Study questions:
1. Summarize the text on Nigeria, Ebola and Boko Haram in two sentences.
2. Extend the text on Nigeria's fight against Boko Haram, picking up after its final sentence.

Text for analysis below:




  1. Standing with Nigeria Against Boko Haram
    Bad news travels fast. Good news on the other hand usually travels with less speed. Nigeria has been declared Ebola free for several months now. However, there was no significant global media mention of this major achievement. The government and the people of Nigeria should be commended for their professional managerial approach in the eradication of the Ebola virus.
    Has the world turned its back on Africa’s giant Nigeria in its fight against Boko Haram? As the international community continues to grapple with the terrorist attacks in Paris, France, the Middle East, Pakistan and across the globe, there needs to be attention and support for the crisis in Nigeria. In the past two weeks Boko Haram continued its barbaric campaign slaughtering over 2,000 innocent victims in Nigeria’s NE town of Baga. This rampage is a despicable act of unthinkable proportions. The slaughter of poor suffering Black people is horrific. The over 200 African princess school girls kidnapped in April 2014 from the Chibok region in NE Nigeria have yet to be found. Children all over the world must be allowed to pursue education and finish school in peace and dignity. This will help make them productive citizens in our global community. A life and mind are sacred gifts from our creator.

End of Text for analysis.
Extracted information below:

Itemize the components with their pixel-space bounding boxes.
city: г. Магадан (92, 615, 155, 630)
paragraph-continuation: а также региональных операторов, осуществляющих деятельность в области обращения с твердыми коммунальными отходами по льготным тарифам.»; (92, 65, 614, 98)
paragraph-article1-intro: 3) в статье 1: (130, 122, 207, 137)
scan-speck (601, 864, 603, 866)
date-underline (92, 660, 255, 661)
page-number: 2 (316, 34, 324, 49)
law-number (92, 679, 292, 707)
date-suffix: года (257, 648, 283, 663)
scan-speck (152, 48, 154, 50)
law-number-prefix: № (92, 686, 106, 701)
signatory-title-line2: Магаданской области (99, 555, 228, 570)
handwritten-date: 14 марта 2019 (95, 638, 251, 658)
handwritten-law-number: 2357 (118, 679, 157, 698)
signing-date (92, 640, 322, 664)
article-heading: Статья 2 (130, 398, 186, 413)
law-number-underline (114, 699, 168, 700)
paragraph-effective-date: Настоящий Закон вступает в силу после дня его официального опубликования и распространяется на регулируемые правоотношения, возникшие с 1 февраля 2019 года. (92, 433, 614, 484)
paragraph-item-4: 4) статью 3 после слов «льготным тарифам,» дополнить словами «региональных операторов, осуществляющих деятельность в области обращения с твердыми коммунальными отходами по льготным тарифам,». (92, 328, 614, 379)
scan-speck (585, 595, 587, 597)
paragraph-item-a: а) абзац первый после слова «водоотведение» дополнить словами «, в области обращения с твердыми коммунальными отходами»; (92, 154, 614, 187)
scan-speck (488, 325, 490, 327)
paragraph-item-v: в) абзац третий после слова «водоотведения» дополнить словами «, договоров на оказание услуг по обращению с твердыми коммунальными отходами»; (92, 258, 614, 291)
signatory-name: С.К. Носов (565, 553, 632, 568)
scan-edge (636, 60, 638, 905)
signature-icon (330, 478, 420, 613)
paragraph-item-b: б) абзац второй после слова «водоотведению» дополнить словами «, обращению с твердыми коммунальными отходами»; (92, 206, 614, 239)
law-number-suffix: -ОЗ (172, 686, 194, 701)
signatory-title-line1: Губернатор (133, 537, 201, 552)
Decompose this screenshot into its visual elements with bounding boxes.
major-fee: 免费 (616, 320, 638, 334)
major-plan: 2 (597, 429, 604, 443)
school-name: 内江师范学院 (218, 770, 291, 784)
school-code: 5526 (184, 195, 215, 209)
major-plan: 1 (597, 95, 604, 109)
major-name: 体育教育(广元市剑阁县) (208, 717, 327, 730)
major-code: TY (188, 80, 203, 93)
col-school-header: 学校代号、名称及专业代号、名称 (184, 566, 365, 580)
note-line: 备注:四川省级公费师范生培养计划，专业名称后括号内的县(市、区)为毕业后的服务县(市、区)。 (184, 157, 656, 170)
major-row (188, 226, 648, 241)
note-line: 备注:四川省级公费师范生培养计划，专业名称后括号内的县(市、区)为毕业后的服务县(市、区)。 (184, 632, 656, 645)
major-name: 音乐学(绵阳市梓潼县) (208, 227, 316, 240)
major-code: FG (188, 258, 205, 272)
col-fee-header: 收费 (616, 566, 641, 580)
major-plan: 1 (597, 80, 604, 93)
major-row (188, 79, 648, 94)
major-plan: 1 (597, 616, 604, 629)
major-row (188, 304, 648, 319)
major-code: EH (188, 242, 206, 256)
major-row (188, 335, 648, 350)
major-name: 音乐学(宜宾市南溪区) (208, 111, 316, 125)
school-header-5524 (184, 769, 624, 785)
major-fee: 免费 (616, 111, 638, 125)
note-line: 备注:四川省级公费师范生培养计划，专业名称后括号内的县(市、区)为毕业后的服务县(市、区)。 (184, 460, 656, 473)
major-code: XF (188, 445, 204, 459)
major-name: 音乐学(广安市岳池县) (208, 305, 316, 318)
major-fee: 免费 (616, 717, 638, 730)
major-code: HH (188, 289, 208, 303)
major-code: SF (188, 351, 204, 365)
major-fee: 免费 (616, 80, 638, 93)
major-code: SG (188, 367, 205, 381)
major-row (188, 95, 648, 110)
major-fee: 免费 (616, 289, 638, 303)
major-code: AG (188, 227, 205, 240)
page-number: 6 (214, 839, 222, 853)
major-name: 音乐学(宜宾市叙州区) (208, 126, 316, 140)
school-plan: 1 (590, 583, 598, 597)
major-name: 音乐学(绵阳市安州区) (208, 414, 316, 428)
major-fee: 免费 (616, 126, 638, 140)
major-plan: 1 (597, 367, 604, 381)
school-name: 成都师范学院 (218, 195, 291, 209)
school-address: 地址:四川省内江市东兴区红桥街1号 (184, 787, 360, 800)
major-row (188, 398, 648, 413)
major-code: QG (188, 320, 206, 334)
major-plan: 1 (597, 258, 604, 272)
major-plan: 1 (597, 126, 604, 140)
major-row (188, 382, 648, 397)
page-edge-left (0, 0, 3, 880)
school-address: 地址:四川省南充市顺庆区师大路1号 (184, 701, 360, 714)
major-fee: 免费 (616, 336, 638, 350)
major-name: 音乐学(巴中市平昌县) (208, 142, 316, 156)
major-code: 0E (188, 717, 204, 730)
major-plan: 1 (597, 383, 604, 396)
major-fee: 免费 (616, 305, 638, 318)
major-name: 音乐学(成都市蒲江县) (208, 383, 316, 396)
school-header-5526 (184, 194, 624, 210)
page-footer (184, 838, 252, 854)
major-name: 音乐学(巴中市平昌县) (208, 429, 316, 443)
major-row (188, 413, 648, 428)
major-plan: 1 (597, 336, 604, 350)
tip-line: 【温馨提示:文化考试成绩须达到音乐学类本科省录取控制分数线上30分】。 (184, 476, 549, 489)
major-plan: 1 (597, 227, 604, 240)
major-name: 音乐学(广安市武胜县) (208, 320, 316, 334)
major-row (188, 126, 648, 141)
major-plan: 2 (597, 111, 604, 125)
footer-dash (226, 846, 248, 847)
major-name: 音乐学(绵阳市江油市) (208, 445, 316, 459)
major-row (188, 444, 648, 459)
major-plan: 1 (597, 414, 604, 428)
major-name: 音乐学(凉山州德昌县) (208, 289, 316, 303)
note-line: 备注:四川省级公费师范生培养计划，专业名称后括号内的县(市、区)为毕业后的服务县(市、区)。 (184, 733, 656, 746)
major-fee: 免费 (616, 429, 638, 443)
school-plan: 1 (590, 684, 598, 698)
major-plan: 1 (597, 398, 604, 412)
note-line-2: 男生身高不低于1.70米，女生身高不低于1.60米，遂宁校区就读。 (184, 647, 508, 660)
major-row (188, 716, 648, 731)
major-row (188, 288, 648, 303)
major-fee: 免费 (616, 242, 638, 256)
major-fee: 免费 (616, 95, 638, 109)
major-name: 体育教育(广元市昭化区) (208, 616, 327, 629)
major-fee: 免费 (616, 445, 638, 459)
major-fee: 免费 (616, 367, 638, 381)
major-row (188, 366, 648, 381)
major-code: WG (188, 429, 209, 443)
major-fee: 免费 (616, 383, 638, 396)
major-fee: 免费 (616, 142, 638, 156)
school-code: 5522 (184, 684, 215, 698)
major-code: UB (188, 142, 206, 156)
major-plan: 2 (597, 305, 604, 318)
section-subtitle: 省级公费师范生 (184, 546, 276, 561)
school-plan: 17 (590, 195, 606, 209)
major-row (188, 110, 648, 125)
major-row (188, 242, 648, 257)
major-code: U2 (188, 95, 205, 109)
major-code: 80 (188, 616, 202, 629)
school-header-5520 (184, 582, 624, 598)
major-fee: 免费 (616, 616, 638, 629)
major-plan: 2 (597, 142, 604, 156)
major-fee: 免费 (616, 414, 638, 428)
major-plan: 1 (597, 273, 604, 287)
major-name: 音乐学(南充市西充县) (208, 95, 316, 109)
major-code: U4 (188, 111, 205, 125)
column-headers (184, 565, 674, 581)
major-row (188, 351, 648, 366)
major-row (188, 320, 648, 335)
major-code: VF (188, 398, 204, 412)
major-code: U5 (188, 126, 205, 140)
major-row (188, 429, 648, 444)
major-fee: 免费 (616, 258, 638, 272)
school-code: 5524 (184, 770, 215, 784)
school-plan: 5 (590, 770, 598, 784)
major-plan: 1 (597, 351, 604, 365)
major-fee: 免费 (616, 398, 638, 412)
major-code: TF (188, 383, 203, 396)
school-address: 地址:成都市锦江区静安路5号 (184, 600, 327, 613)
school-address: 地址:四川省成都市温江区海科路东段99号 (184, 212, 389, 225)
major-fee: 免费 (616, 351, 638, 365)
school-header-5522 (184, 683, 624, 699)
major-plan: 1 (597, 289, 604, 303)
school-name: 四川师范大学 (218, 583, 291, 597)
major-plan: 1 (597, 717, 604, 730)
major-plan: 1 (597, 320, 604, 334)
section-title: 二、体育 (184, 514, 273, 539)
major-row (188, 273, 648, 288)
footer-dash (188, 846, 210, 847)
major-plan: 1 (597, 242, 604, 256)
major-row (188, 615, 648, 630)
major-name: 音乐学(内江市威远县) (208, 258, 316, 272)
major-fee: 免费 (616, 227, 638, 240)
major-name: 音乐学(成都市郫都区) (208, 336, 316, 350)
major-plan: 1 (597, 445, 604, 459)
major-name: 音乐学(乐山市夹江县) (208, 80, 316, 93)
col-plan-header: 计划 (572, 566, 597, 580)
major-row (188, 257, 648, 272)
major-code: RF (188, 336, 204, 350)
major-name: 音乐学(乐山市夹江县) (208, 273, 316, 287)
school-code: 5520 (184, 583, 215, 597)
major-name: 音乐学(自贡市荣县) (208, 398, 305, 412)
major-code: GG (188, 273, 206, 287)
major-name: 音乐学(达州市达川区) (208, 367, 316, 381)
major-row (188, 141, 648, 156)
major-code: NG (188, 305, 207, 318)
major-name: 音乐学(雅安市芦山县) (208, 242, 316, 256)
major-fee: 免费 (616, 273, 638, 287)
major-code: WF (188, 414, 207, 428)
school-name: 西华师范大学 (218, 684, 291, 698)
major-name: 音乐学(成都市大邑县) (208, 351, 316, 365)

End of Extracted information.

Answers to the exercise:
1. Nigeria has been declared Ebola free for several months with no significant global media mention, and its government and people deserve praise for eradicating the virus. Amid attention to terrorist attacks elsewhere, the crisis in Nigeria also needs attention and support: Boko Haram has slaughtered over 2,000 people in Baga in the past two weeks, and the more than 200 schoolgirls kidnapped from Chibok in April 2014 have yet to be found.

2.
    Nigeria’s international image should not be defined by a very small percentage of corrupt citizens or a criminal group of violent extremists who perpetuate barbaric acts in the name of the great faith of Islam. The actions of Boko Haram do not in any way shape or form represent the Islamic way of life. The atrocities they commit must be condemned by all. Nigeria has the largest economy in Africa with a GDP of $488 billion US dollars. Nigeria has a population of close to 200 million people and a vibrant, growing youth work force. Despite the global collapse of world oil prices Nigeria still remains a major exporter of crude oil. It is in the economic and commercial self- interest of the international community that stability prevails in Nigeria.
    All human life has value and is sacred in the eyes of God. The international community has both a moral and human obligation to stand with Nigeria in the fight against Boko Haram and to stop the spread of the evil cancer. As Nigeria prepares for presidential elections next month, the government of President Goodluck Jonathan and any future government of Nigeria deserves the full support of the global community in its efforts to contain and ultimately defeat Boko Haram. Nigeria must not be short changed and left to its own fate.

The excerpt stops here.